=== Task details ===
Go through the entries below and print each one exactly, leaving out pictures.

=== Given information ===
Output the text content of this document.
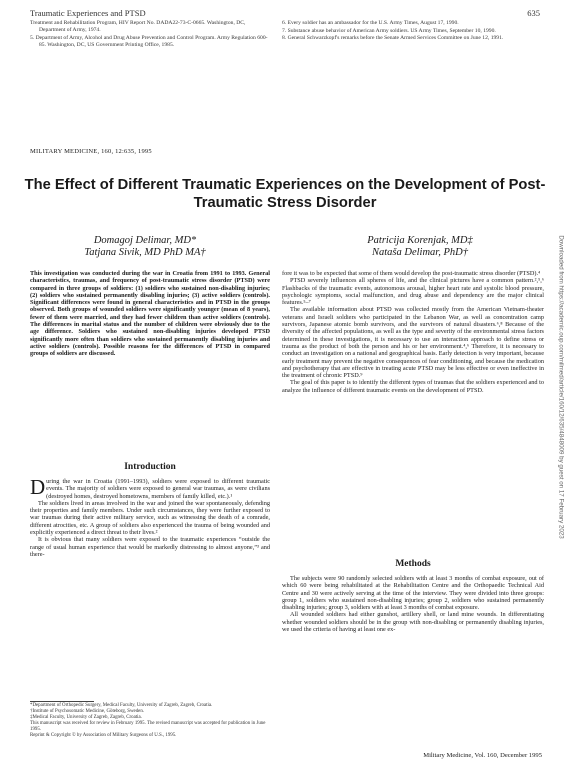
Traumatic Experiences and PTSD	635

Treatment and Rehabilitation Program, HIV Report No. DADA22-73-C-0665. Washington, DC, Department of Army, 1974.

5. Department of Army, Alcohol and Drug Abuse Prevention and Control Program. Army Regulation 600-85. Washington, DC, US Government Printing Office, 1985.

6. Every soldier has an ambassador for the U.S. Army Times, August 17, 1990.

7. Substance abuse behavior of American Army soldiers. US Army Times, September 10, 1990.

8. General Schwarzkopf's remarks before the Senate Armed Services Committee on June 12, 1991.

MILITARY MEDICINE, 160, 12:635, 1995
The Effect of Different Traumatic Experiences on the Development of Post-Traumatic Stress Disorder
Domagoj Delimar, MD*
Tatjana Sivik, MD PhD MA†
Patricija Korenjak, MD‡
Nataša Delimar, PhD†

This investigation was conducted during the war in Croatia from 1991 to 1993. General characteristics, traumas, and frequency of post-traumatic stress disorder (PTSD) were compared in three groups of soldiers: (1) soldiers who sustained non-disabling injuries; (2) soldiers who sustained permanently disabling injuries; (3) active soldiers (controls). Significant differences were found in general characteristics and in PTSD in the groups observed. Both groups of wounded soldiers were significantly younger (mean of 8 years), fewer of them were married, and they had fewer children than active soldiers (controls). The differences in marital status and the number of children were obviously due to the age difference. Soldiers who sustained non-disabling injuries developed PTSD significantly more often than soldiers who sustained permanently disabling injuries and active soldiers (controls). Possible reasons for the differences of PTSD in compared groups of soldiers are discussed.

Introduction

During the war in Croatia (1991–1993), soldiers were exposed to different traumatic events. The majority of soldiers were exposed to general war traumas, as were civilians (destroyed homes, destroyed hometowns, members of family killed, etc.).¹

The soldiers lived in areas involved in the war and joined the war spontaneously, defending their properties and family members. Under such circumstances, they were further exposed to war traumas during their active military service, such as witnessing the death of a comrade, different atrocities, etc. A group of soldiers also experienced the trauma of being wounded and explicitly experienced a direct threat to their lives.²

It is obvious that many soldiers were exposed to the traumatic experiences “outside the range of usual human experience that would be markedly distressing to almost anyone,”³ and there-

*Department of Orthopedic Surgery, Medical Faculty, University of Zagreb, Zagreb, Croatia.

†Institute of Psychosomatic Medicine, Göteborg, Sweden.

‡Medical Faculty, University of Zagreb, Zagreb, Croatia.

This manuscript was received for review in February 1995. The revised manuscript was accepted for publication in June 1995.

Reprint & Copyright © by Association of Military Surgeons of U.S., 1995.

fore it was to be expected that some of them would develop the post-traumatic stress disorder (PTSD).⁴

PTSD severely influences all spheres of life, and the clinical pictures have a common pattern.²,⁵,⁶ Flashbacks of the traumatic events, autonomous arousal, higher heart rate and systolic blood pressure, psychologic symptoms, social malfunction, and drug abuse and dependency are the major clinical features.⁵–⁷

The available information about PTSD was collected mostly from the American Vietnam-theater veterans and Israeli soldiers who participated in the Lebanon War, as well as concentration camp survivors, Japanese atomic bomb survivors, and the survivors of natural disasters.⁶,⁸ Because of the diversity of the affected populations, as well as the type and severity of the environmental stress factors determined in these investigations, it is necessary to use an interaction approach to define stress or trauma as the product of both the person and his or her environment.⁴,⁶ Therefore, it is necessary to conduct an investigation on a national and geographical basis. Early detection is very important, because early treatment may prevent the negative consequences of fear conditioning, and because the medication and psychotherapy that are effective in treating acute PTSD may be less effective or even ineffective in the treatment of chronic PTSD.⁹

The goal of this paper is to identify the different types of traumas that the soldiers experienced and to analyze the influence of different traumatic events on the development of PTSD.

Methods

The subjects were 90 randomly selected soldiers with at least 3 months of combat exposure, out of which 60 were being rehabilitated at the Rehabilitation Centre and the Orthopaedic Technical Aid Centre and 30 were actively serving at the time of the interview. They were divided into three groups: group 1, soldiers who sustained non-disabling injuries; group 2, soldiers who sustained permanently disabling injuries; group 3, soldiers with at least 3 months of combat exposure.

All wounded soldiers had either gunshot, artillery shell, or land mine wounds. In differentiating whether wounded soldiers should be in the group with non-disabling or permanently disabling injuries, we used the criteria of having at least one ex-

Military Medicine, Vol. 160, December 1995
Downloaded from https://academic.oup.com/milmed/article/160/12/635/4848009 by guest on 17 February 2023
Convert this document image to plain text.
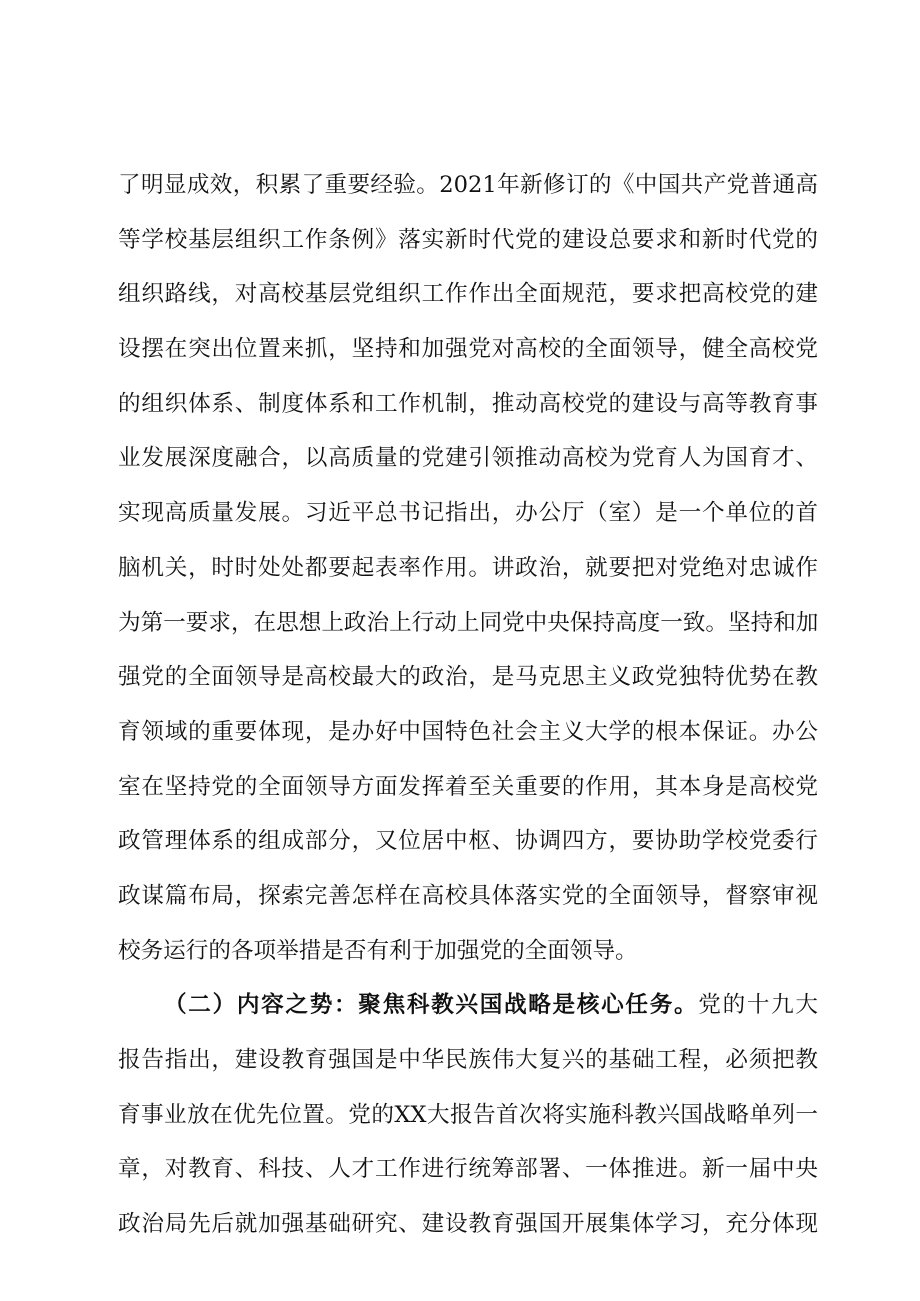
了明显成效，积累了重要经验。2021年新修订的《中国共产党普通高
等学校基层组织工作条例》落实新时代党的建设总要求和新时代党的
组织路线，对高校基层党组织工作作出全面规范，要求把高校党的建
设摆在突出位置来抓，坚持和加强党对高校的全面领导，健全高校党
的组织体系、制度体系和工作机制，推动高校党的建设与高等教育事
业发展深度融合，以高质量的党建引领推动高校为党育人为国育才、
实现高质量发展。习近平总书记指出，办公厅（室）是一个单位的首
脑机关，时时处处都要起表率作用。讲政治，就要把对党绝对忠诚作
为第一要求，在思想上政治上行动上同党中央保持高度一致。坚持和加
强党的全面领导是高校最大的政治，是马克思主义政党独特优势在教
育领域的重要体现，是办好中国特色社会主义大学的根本保证。办公
室在坚持党的全面领导方面发挥着至关重要的作用，其本身是高校党
政管理体系的组成部分，又位居中枢、协调四方，要协助学校党委行
政谋篇布局，探索完善怎样在高校具体落实党的全面领导，督察审视
校务运行的各项举措是否有利于加强党的全面领导。
（二）内容之势：聚焦科教兴国战略是核心任务。党的十九大
报告指出，建设教育强国是中华民族伟大复兴的基础工程，必须把教
育事业放在优先位置。党的XX大报告首次将实施科教兴国战略单列一
章，对教育、科技、人才工作进行统筹部署、一体推进。新一届中央
政治局先后就加强基础研究、建设教育强国开展集体学习，充分体现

=== Task output ===
Output the text content of this document.
Traumatic Experiences and PTSD	635

Treatment and Rehabilitation Program, HIV Report No. DADA22-73-C-0665. Washington, DC, Department of Army, 1974.

5. Department of Army, Alcohol and Drug Abuse Prevention and Control Program. Army Regulation 600-85. Washington, DC, US Government Printing Office, 1985.

6. Every soldier has an ambassador for the U.S. Army Times, August 17, 1990.

7. Substance abuse behavior of American Army soldiers. US Army Times, September 10, 1990.

8. General Schwarzkopf's remarks before the Senate Armed Services Committee on June 12, 1991.

MILITARY MEDICINE, 160, 12:635, 1995
The Effect of Different Traumatic Experiences on the Development of Post-Traumatic Stress Disorder
Domagoj Delimar, MD*
Tatjana Sivik, MD PhD MA†
Patricija Korenjak, MD‡
Nataša Delimar, PhD†

This investigation was conducted during the war in Croatia from 1991 to 1993. General characteristics, traumas, and frequency of post-traumatic stress disorder (PTSD) were compared in three groups of soldiers: (1) soldiers who sustained non-disabling injuries; (2) soldiers who sustained permanently disabling injuries; (3) active soldiers (controls). Significant differences were found in general characteristics and in PTSD in the groups observed. Both groups of wounded soldiers were significantly younger (mean of 8 years), fewer of them were married, and they had fewer children than active soldiers (controls). The differences in marital status and the number of children were obviously due to the age difference. Soldiers who sustained non-disabling injuries developed PTSD significantly more often than soldiers who sustained permanently disabling injuries and active soldiers (controls). Possible reasons for the differences of PTSD in compared groups of soldiers are discussed.

Introduction

During the war in Croatia (1991–1993), soldiers were exposed to different traumatic events. The majority of soldiers were exposed to general war traumas, as were civilians (destroyed homes, destroyed hometowns, members of family killed, etc.).¹

The soldiers lived in areas involved in the war and joined the war spontaneously, defending their properties and family members. Under such circumstances, they were further exposed to war traumas during their active military service, such as witnessing the death of a comrade, different atrocities, etc. A group of soldiers also experienced the trauma of being wounded and explicitly experienced a direct threat to their lives.²

It is obvious that many soldiers were exposed to the traumatic experiences “outside the range of usual human experience that would be markedly distressing to almost anyone,”³ and there-

*Department of Orthopedic Surgery, Medical Faculty, University of Zagreb, Zagreb, Croatia.

†Institute of Psychosomatic Medicine, Göteborg, Sweden.

‡Medical Faculty, University of Zagreb, Zagreb, Croatia.

This manuscript was received for review in February 1995. The revised manuscript was accepted for publication in June 1995.

Reprint & Copyright © by Association of Military Surgeons of U.S., 1995.

fore it was to be expected that some of them would develop the post-traumatic stress disorder (PTSD).⁴

PTSD severely influences all spheres of life, and the clinical pictures have a common pattern.²,⁵,⁶ Flashbacks of the traumatic events, autonomous arousal, higher heart rate and systolic blood pressure, psychologic symptoms, social malfunction, and drug abuse and dependency are the major clinical features.⁵–⁷

The available information about PTSD was collected mostly from the American Vietnam-theater veterans and Israeli soldiers who participated in the Lebanon War, as well as concentration camp survivors, Japanese atomic bomb survivors, and the survivors of natural disasters.⁶,⁸ Because of the diversity of the affected populations, as well as the type and severity of the environmental stress factors determined in these investigations, it is necessary to use an interaction approach to define stress or trauma as the product of both the person and his or her environment.⁴,⁶ Therefore, it is necessary to conduct an investigation on a national and geographical basis. Early detection is very important, because early treatment may prevent the negative consequences of fear conditioning, and because the medication and psychotherapy that are effective in treating acute PTSD may be less effective or even ineffective in the treatment of chronic PTSD.⁹

The goal of this paper is to identify the different types of traumas that the soldiers experienced and to analyze the influence of different traumatic events on the development of PTSD.

Methods

The subjects were 90 randomly selected soldiers with at least 3 months of combat exposure, out of which 60 were being rehabilitated at the Rehabilitation Centre and the Orthopaedic Technical Aid Centre and 30 were actively serving at the time of the interview. They were divided into three groups: group 1, soldiers who sustained non-disabling injuries; group 2, soldiers who sustained permanently disabling injuries; group 3, soldiers with at least 3 months of combat exposure.

All wounded soldiers had either gunshot, artillery shell, or land mine wounds. In differentiating whether wounded soldiers should be in the group with non-disabling or permanently disabling injuries, we used the criteria of having at least one ex-

Military Medicine, Vol. 160, December 1995
Downloaded from https://academic.oup.com/milmed/article/160/12/635/4848009 by guest on 17 February 2023
Convert this document image to plain text.
了明显成效，积累了重要经验。2021年新修订的《中国共产党普通高
等学校基层组织工作条例》落实新时代党的建设总要求和新时代党的
组织路线，对高校基层党组织工作作出全面规范，要求把高校党的建
设摆在突出位置来抓，坚持和加强党对高校的全面领导，健全高校党
的组织体系、制度体系和工作机制，推动高校党的建设与高等教育事
业发展深度融合，以高质量的党建引领推动高校为党育人为国育才、
实现高质量发展。习近平总书记指出，办公厅（室）是一个单位的首
脑机关，时时处处都要起表率作用。讲政治，就要把对党绝对忠诚作
为第一要求，在思想上政治上行动上同党中央保持高度一致。坚持和加
强党的全面领导是高校最大的政治，是马克思主义政党独特优势在教
育领域的重要体现，是办好中国特色社会主义大学的根本保证。办公
室在坚持党的全面领导方面发挥着至关重要的作用，其本身是高校党
政管理体系的组成部分，又位居中枢、协调四方，要协助学校党委行
政谋篇布局，探索完善怎样在高校具体落实党的全面领导，督察审视
校务运行的各项举措是否有利于加强党的全面领导。
（二）内容之势：聚焦科教兴国战略是核心任务。党的十九大
报告指出，建设教育强国是中华民族伟大复兴的基础工程，必须把教
育事业放在优先位置。党的XX大报告首次将实施科教兴国战略单列一
章，对教育、科技、人才工作进行统筹部署、一体推进。新一届中央
政治局先后就加强基础研究、建设教育强国开展集体学习，充分体现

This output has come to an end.